Start Data supplied

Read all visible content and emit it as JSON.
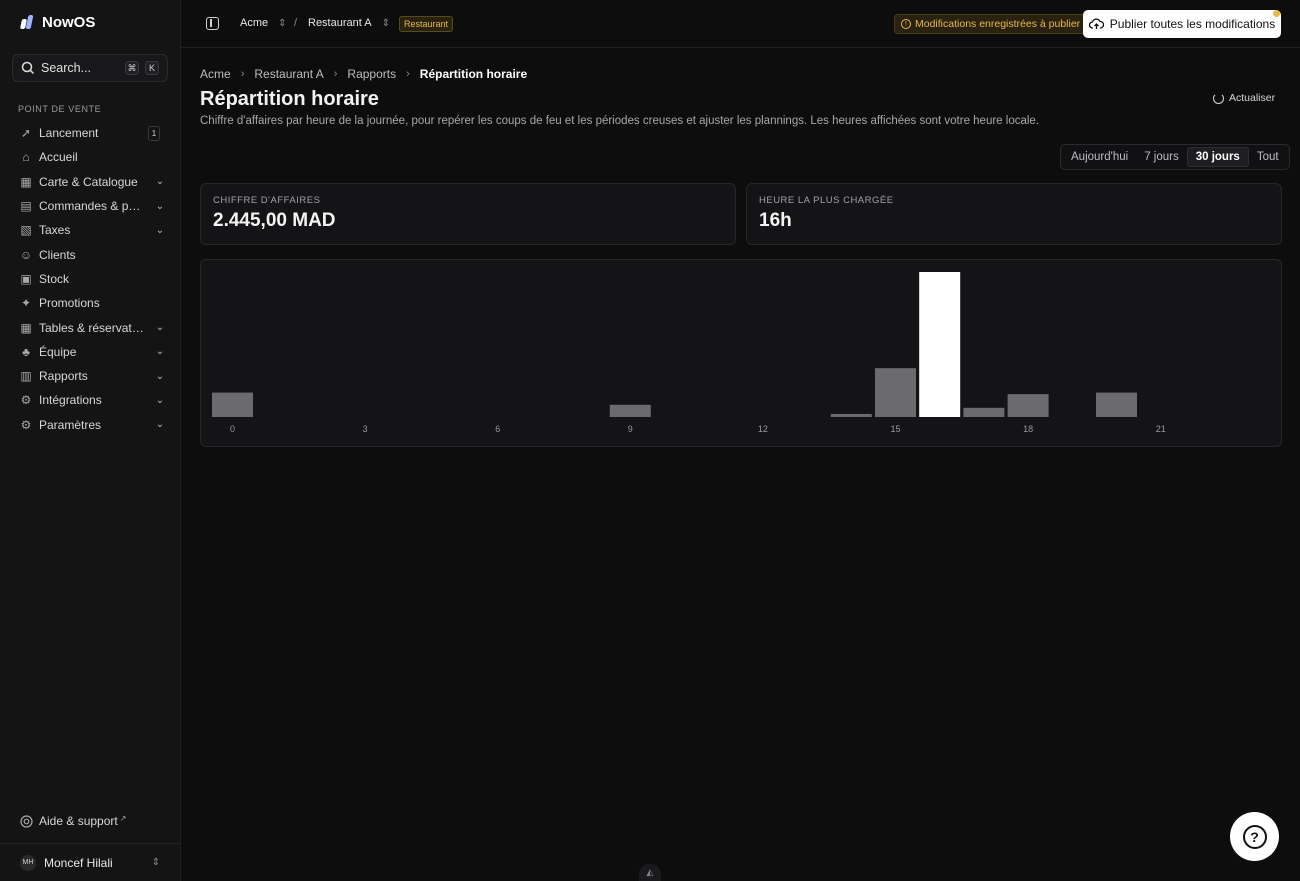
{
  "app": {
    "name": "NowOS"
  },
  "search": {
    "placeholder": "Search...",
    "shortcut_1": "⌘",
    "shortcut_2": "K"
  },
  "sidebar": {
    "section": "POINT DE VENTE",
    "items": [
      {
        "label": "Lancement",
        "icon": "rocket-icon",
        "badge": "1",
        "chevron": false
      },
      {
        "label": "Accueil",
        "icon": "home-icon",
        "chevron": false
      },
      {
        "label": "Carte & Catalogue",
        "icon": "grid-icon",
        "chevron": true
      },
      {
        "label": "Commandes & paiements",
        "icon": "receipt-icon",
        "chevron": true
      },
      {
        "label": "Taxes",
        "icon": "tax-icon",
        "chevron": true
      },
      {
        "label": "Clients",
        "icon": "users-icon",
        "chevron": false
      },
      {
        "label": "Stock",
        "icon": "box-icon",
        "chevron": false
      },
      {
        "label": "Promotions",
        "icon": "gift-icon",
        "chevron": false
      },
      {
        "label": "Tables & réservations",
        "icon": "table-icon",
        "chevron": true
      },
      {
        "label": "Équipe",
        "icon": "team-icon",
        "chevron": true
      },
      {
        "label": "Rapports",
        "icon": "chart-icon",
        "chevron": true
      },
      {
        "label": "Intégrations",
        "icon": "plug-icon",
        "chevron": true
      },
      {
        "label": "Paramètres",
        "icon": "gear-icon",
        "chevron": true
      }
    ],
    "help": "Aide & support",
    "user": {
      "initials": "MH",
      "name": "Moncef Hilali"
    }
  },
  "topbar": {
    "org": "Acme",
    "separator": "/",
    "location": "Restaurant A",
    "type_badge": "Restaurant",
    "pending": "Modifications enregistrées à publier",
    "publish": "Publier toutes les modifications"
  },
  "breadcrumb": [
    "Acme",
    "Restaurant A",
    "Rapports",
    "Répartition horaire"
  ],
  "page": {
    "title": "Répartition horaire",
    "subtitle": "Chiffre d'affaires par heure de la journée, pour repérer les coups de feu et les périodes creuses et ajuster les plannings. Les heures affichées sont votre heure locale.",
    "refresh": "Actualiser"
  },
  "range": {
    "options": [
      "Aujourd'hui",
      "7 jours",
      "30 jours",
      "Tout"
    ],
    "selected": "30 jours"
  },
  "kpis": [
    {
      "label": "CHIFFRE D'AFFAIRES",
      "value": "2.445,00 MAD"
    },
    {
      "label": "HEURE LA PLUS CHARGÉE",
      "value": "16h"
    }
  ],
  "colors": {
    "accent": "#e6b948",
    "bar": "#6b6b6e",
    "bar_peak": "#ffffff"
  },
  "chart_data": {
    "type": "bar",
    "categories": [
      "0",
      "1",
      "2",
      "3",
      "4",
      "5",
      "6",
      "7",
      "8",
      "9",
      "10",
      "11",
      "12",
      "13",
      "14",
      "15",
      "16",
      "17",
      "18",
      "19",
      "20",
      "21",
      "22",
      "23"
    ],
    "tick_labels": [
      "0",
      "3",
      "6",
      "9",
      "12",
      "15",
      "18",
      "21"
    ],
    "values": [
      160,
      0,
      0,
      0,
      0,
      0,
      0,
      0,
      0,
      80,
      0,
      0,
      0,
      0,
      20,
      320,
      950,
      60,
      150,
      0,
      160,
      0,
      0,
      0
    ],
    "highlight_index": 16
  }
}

End Data supplied
Start Data supplied

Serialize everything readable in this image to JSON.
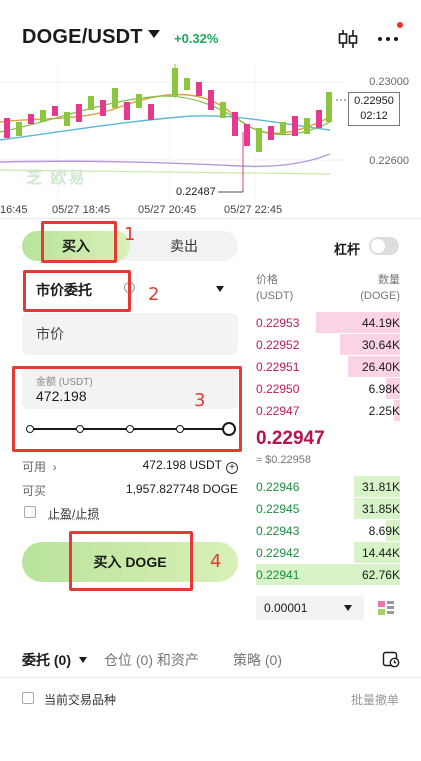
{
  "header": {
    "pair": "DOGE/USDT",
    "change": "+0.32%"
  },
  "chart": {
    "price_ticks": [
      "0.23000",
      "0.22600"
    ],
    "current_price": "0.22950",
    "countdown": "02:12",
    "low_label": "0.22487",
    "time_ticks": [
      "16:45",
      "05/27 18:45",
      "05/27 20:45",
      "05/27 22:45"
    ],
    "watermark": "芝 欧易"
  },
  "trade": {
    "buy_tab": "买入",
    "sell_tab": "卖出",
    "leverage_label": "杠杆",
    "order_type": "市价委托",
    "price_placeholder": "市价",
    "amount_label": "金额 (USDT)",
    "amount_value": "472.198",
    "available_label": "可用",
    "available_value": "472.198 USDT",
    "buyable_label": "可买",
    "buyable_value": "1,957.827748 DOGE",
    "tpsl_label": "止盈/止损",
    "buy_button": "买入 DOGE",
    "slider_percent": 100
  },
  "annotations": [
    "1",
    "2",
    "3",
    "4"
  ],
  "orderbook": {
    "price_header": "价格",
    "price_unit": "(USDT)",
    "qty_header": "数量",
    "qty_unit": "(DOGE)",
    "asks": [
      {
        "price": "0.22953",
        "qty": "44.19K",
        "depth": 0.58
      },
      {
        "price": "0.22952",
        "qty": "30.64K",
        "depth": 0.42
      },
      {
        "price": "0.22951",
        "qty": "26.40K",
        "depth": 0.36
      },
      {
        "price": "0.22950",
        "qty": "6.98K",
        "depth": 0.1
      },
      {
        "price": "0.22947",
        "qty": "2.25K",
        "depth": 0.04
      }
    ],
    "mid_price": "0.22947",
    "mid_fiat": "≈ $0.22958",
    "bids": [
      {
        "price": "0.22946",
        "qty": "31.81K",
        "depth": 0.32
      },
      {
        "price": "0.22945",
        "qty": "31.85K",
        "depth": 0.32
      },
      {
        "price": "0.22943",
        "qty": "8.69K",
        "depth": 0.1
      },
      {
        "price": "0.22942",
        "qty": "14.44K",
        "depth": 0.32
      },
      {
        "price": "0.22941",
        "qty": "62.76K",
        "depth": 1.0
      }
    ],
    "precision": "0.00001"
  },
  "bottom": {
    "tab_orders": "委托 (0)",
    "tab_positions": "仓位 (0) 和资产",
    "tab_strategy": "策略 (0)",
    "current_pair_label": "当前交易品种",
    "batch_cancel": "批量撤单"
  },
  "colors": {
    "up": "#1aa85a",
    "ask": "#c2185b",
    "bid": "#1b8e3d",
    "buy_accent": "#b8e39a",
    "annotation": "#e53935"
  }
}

End Data supplied
Start Data supplied

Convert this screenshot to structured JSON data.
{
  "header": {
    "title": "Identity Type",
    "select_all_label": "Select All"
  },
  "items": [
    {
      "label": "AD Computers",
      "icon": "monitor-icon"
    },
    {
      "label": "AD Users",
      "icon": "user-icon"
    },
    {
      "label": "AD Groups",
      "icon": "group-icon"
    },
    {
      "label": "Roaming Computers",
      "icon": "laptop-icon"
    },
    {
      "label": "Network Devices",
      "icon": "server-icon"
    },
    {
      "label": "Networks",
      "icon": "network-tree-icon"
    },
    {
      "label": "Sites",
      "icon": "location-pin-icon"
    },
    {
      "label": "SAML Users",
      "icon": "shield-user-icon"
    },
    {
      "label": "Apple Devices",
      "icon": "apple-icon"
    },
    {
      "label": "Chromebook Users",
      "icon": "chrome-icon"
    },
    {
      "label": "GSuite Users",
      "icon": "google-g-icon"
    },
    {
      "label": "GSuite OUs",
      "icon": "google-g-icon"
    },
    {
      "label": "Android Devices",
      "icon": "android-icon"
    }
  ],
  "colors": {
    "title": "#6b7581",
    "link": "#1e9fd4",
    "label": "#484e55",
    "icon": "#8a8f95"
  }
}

End Data supplied

- Short task -
Pull out every line above that holds the word "Répartition".

- Solution for this task -
    "Répartition horaire"
    "title": "Répartition horaire",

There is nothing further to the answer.